Rewrite the lines below, from the line with "Text: (a) apply" up to and including the line with "List each element", changing "cube" to "prism" and leaving everything else the same.
### Records provided ###
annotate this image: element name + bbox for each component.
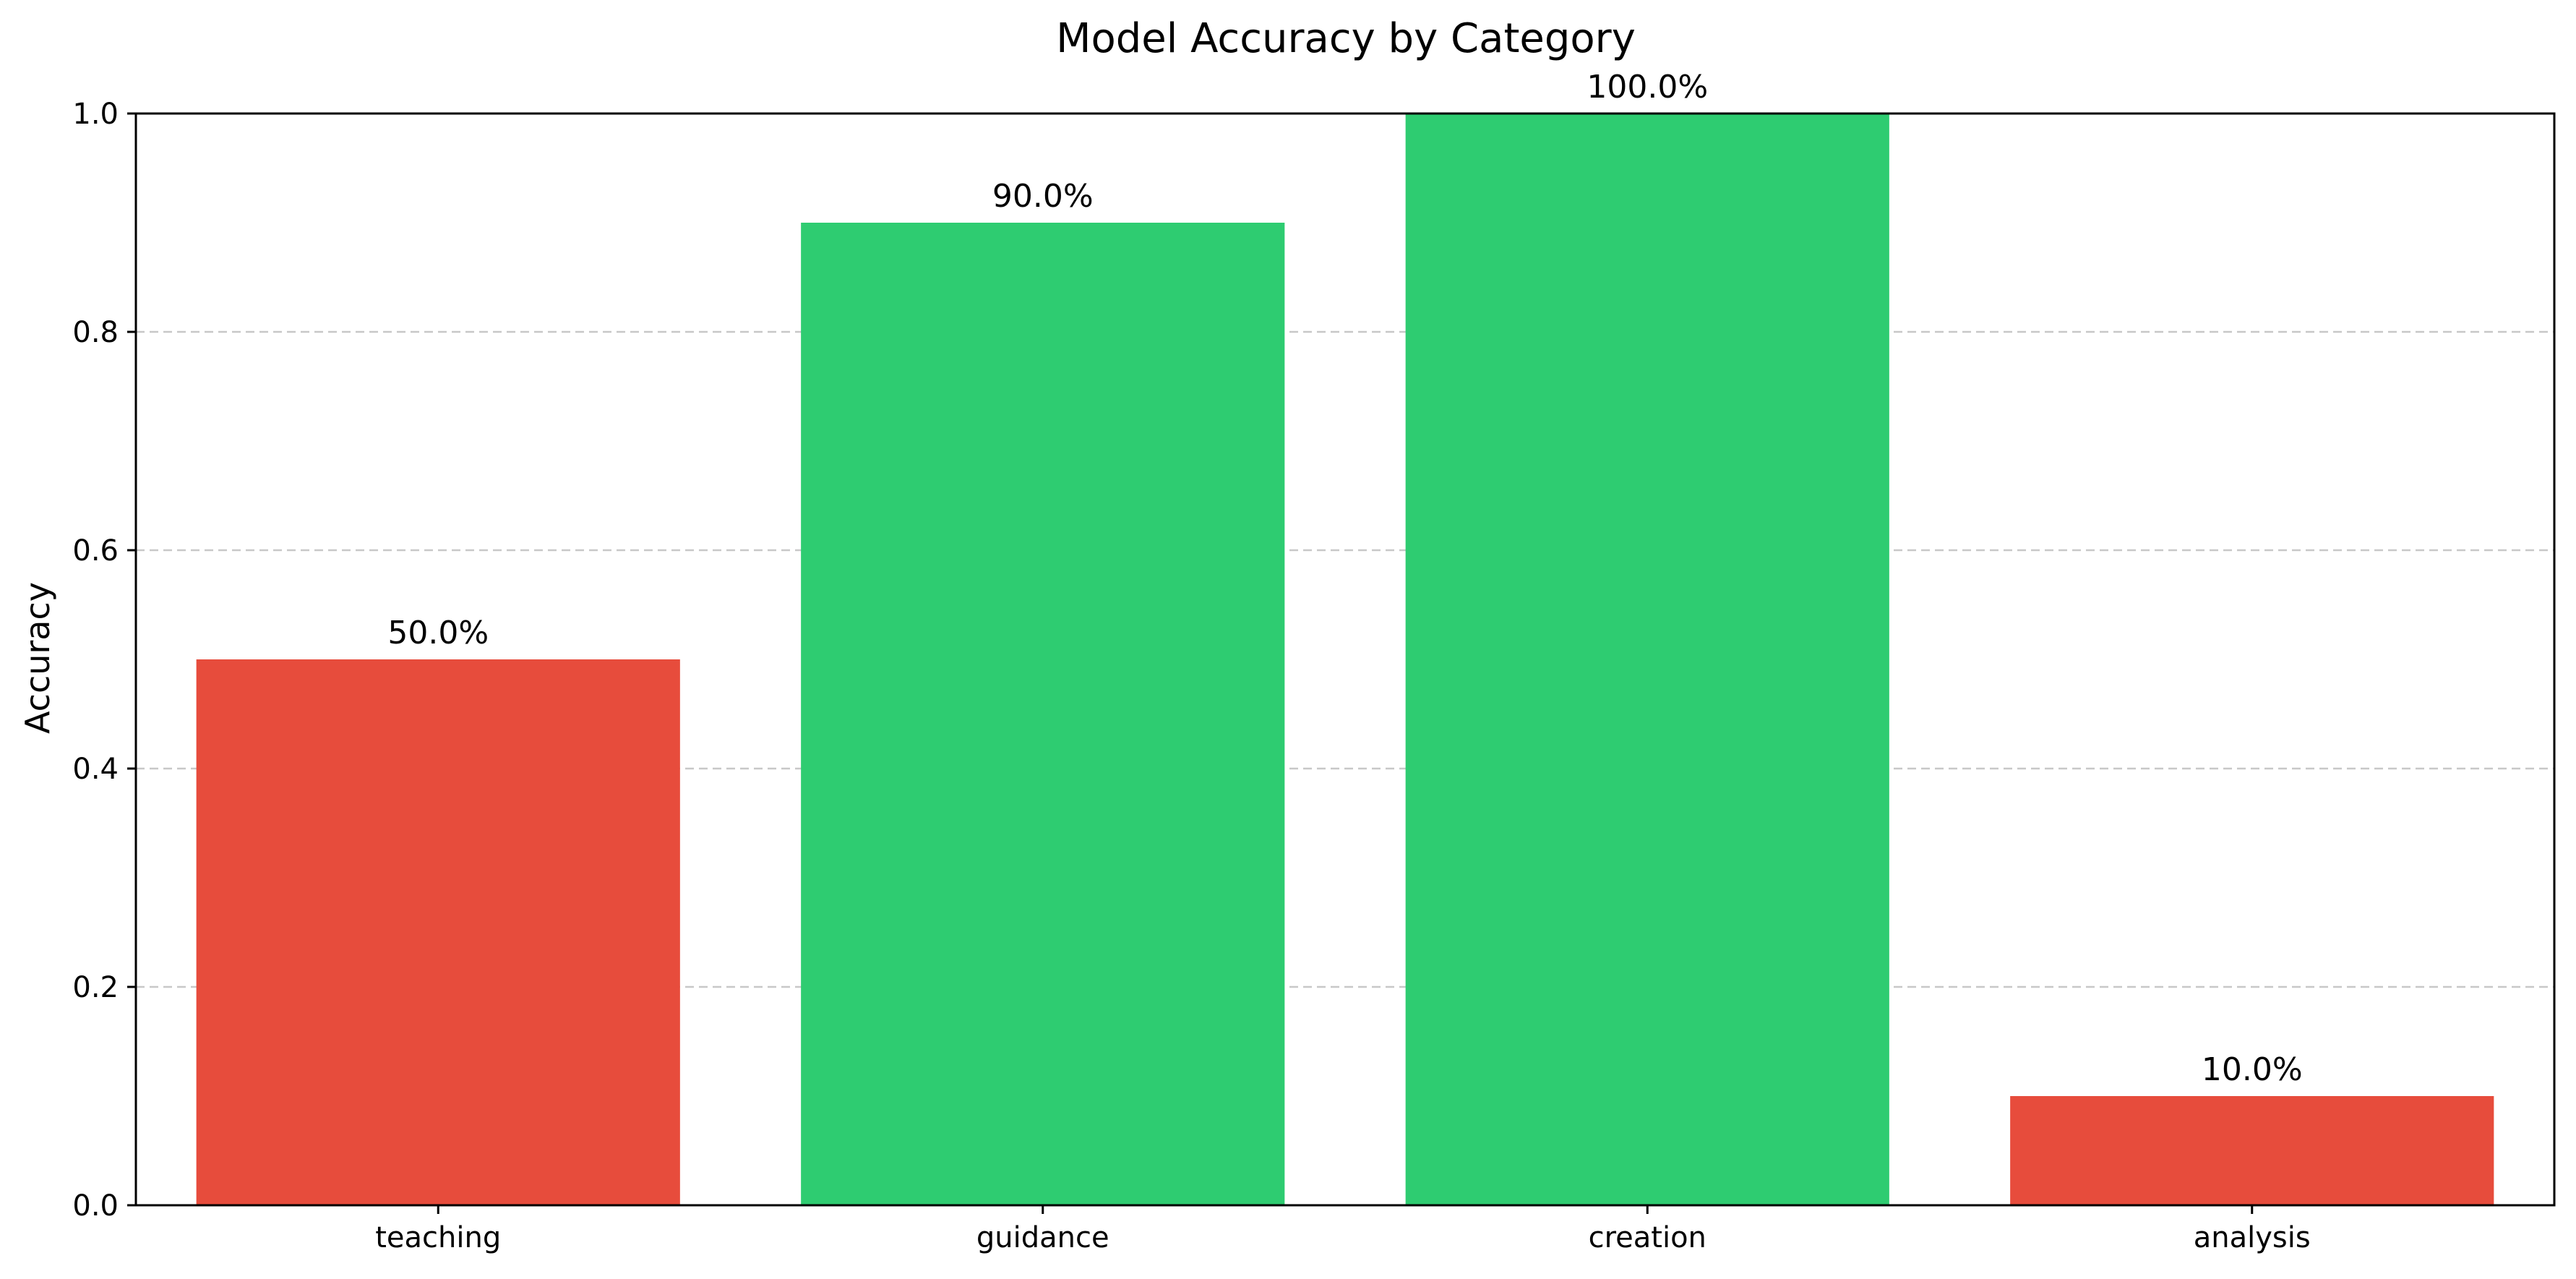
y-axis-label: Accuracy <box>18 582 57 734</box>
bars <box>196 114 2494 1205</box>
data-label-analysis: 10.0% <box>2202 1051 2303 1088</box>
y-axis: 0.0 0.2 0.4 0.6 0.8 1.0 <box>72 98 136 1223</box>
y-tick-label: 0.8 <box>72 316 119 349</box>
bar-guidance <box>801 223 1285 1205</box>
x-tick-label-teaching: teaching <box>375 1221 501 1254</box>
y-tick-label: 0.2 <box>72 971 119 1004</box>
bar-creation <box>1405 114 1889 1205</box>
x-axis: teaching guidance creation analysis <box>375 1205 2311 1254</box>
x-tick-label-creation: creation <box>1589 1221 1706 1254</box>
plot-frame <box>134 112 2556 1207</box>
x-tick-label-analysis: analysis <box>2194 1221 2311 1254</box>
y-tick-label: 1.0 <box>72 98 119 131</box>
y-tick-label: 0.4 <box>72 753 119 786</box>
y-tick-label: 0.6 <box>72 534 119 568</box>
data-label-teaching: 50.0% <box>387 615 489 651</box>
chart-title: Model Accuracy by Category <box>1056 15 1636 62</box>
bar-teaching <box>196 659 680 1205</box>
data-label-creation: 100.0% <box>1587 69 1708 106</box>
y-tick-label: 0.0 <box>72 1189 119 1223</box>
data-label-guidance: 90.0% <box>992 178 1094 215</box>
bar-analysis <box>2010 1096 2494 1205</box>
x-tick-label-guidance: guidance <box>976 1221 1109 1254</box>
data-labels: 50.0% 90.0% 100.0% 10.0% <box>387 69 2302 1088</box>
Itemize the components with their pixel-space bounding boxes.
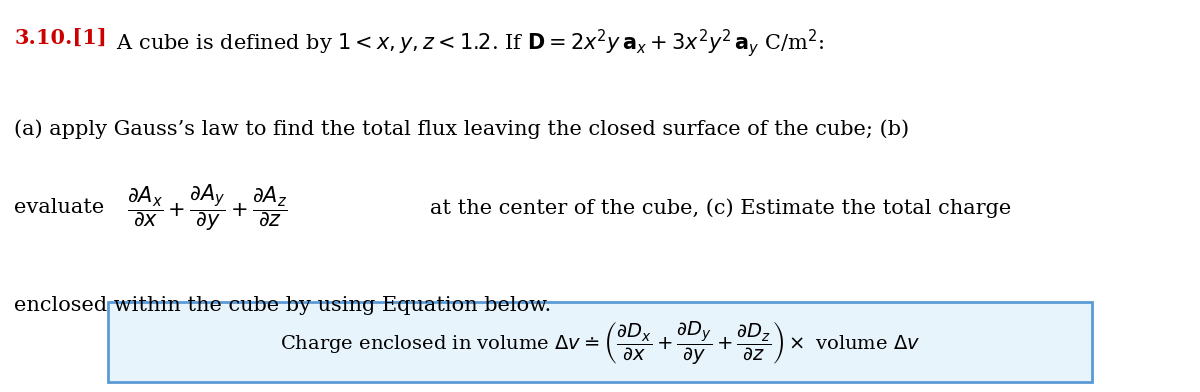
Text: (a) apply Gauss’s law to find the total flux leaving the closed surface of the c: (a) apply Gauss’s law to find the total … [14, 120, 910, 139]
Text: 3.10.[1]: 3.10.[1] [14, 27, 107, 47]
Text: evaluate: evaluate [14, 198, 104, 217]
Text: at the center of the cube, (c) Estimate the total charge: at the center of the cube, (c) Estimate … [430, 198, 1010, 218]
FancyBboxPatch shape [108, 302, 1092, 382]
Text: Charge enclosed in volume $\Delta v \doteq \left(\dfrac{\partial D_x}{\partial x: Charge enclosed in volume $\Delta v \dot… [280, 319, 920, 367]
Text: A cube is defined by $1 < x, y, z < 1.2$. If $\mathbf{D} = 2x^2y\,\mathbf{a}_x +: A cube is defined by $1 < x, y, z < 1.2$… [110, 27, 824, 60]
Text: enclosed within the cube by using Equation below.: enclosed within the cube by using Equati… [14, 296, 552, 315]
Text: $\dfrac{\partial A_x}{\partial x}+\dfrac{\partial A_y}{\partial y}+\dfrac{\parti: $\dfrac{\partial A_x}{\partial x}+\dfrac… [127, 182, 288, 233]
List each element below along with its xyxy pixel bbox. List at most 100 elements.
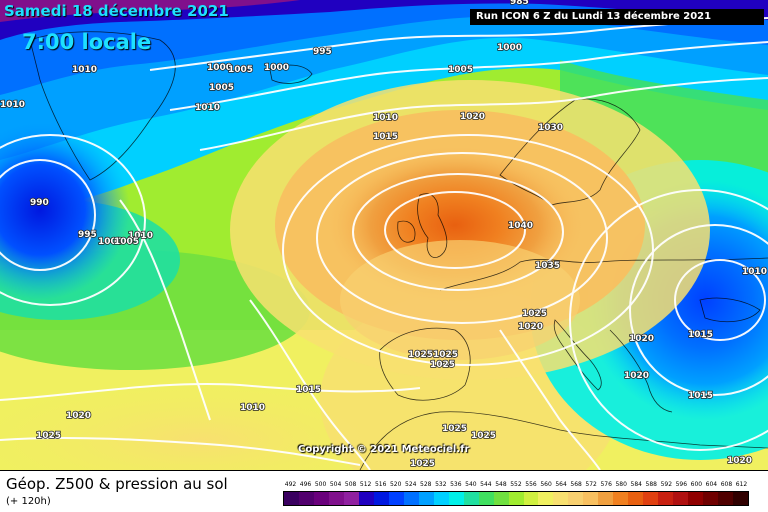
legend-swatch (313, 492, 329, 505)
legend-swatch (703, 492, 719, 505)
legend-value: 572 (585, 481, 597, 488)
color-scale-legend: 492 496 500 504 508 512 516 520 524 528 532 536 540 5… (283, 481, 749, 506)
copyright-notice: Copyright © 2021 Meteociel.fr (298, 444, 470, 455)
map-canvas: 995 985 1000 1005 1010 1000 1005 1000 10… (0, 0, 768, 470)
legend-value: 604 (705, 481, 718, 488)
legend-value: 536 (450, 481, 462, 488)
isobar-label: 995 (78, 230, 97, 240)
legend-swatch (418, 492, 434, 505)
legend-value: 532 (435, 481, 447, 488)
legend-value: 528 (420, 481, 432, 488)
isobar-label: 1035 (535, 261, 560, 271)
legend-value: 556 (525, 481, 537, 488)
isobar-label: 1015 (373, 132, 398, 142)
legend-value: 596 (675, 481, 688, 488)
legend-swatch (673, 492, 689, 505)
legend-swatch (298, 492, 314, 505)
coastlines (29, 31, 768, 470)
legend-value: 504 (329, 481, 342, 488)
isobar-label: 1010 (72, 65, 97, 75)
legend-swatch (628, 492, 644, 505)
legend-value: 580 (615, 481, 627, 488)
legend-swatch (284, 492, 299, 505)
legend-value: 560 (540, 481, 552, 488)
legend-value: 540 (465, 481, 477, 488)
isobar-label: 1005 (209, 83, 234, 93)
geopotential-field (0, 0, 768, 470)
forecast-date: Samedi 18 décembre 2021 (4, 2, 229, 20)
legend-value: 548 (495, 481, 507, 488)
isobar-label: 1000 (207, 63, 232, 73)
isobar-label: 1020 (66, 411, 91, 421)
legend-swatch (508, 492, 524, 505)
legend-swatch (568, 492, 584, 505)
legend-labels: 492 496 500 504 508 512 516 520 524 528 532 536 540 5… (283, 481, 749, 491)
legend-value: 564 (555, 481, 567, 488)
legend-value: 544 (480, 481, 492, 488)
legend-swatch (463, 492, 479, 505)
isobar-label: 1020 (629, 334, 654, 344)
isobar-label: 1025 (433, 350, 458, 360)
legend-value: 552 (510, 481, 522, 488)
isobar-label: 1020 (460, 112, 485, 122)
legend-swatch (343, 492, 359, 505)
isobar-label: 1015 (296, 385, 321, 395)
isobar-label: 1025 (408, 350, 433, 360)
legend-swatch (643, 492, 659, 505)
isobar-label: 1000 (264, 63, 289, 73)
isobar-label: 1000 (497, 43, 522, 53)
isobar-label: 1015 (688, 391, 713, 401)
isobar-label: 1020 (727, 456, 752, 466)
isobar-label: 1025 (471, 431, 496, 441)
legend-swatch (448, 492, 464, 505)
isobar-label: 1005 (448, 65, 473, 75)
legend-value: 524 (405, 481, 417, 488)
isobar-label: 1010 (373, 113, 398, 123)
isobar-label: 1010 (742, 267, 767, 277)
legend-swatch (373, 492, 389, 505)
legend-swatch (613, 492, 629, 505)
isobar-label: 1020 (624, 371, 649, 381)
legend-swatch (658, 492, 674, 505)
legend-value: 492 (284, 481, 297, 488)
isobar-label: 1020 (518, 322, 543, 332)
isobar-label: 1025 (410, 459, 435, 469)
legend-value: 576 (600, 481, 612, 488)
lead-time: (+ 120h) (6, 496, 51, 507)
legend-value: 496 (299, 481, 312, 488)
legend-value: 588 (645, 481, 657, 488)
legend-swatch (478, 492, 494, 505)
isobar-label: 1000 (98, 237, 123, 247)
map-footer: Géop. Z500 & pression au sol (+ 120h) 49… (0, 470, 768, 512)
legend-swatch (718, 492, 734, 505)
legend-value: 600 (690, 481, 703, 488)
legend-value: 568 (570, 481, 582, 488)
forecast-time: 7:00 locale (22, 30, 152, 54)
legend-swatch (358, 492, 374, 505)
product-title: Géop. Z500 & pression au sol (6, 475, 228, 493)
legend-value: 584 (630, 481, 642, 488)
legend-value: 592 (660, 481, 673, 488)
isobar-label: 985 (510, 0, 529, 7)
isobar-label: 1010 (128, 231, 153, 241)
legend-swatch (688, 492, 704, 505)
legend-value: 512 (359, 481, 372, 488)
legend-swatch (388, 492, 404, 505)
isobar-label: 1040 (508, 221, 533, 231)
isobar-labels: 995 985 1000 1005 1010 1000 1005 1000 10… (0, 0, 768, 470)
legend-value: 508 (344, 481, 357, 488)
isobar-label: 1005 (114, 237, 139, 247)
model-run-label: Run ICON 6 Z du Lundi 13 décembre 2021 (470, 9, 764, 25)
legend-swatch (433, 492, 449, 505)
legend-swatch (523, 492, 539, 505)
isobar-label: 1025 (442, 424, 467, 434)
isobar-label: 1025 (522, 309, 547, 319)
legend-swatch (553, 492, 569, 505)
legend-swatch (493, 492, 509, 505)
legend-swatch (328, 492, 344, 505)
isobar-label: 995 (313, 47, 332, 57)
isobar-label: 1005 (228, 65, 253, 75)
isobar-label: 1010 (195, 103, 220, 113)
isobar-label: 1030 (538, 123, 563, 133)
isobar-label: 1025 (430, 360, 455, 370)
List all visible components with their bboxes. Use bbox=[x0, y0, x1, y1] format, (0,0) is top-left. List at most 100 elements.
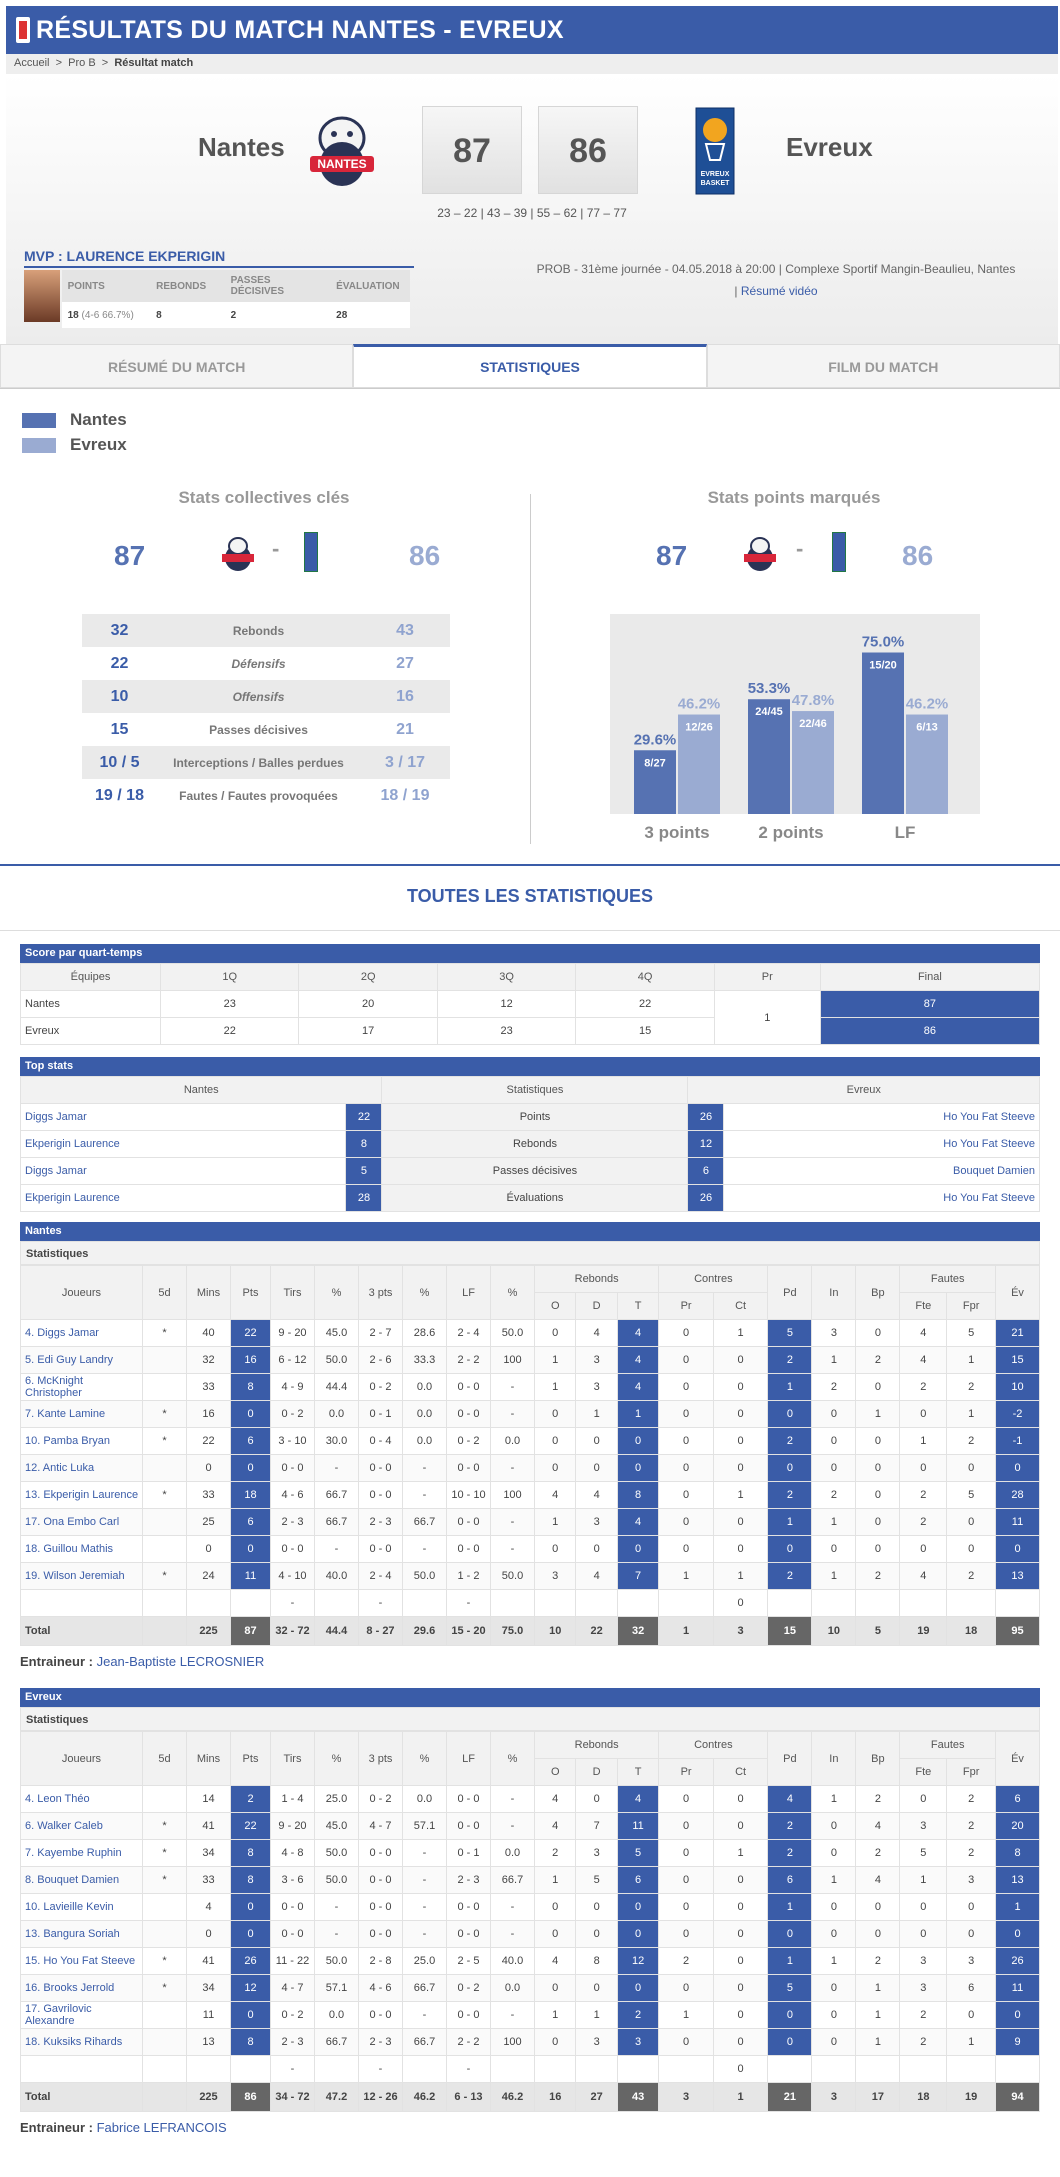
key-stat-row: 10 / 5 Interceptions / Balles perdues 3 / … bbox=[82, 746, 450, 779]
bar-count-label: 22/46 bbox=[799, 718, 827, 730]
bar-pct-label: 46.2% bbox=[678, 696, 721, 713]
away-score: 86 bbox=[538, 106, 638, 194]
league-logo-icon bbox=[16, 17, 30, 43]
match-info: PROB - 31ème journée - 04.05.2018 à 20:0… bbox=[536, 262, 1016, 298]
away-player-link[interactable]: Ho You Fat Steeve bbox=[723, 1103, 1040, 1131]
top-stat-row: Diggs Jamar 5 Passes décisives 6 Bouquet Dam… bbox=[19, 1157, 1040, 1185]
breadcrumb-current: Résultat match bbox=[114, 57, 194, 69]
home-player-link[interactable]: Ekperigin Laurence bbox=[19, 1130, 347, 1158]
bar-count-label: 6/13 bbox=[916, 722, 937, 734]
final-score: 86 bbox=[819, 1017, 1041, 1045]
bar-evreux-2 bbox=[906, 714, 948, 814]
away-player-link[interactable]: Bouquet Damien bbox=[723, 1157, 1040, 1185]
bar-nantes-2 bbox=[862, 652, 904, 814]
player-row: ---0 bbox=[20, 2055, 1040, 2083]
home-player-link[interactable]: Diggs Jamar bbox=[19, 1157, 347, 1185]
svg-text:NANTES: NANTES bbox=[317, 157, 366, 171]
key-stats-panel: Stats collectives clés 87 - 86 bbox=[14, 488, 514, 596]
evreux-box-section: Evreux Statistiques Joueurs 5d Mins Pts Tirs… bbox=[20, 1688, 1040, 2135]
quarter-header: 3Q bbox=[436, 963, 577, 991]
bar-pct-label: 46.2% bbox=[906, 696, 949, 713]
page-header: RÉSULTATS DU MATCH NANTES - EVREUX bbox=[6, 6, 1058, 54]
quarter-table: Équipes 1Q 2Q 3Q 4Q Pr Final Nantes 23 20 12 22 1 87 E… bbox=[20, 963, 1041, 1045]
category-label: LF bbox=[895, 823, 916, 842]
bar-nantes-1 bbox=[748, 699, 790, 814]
###
Task answer:
Text: (a) apply Gauss’s law to find the total flux leaving the closed surface of the c: (a) apply Gauss’s law to find the total … [14, 120, 910, 139]
Text: 3.10.[1]: 3.10.[1] [14, 27, 107, 47]
Text: evaluate: evaluate [14, 198, 104, 217]
Text: at the center of the prism, (c) Estimate the total charge: at the center of the prism, (c) Estimate … [430, 198, 1010, 218]
FancyBboxPatch shape [108, 302, 1092, 382]
Text: Charge enclosed in volume $\Delta v \doteq \left(\dfrac{\partial D_x}{\partial x: Charge enclosed in volume $\Delta v \dot… [280, 319, 920, 367]
Text: A prism is defined by $1 < x, y, z < 1.2$. If $\mathbf{D} = 2x^2y\,\mathbf{a}_x +: A prism is defined by $1 < x, y, z < 1.2$… [110, 27, 824, 60]
Text: enclosed within the prism by using Equation below.: enclosed within the prism by using Equati… [14, 296, 552, 315]
Text: $\dfrac{\partial A_x}{\partial x}+\dfrac{\partial A_y}{\partial y}+\dfrac{\parti: $\dfrac{\partial A_x}{\partial x}+\dfrac… [127, 182, 288, 233]
List each element below along with its xyxy pixel bbox. List at most 100 elements.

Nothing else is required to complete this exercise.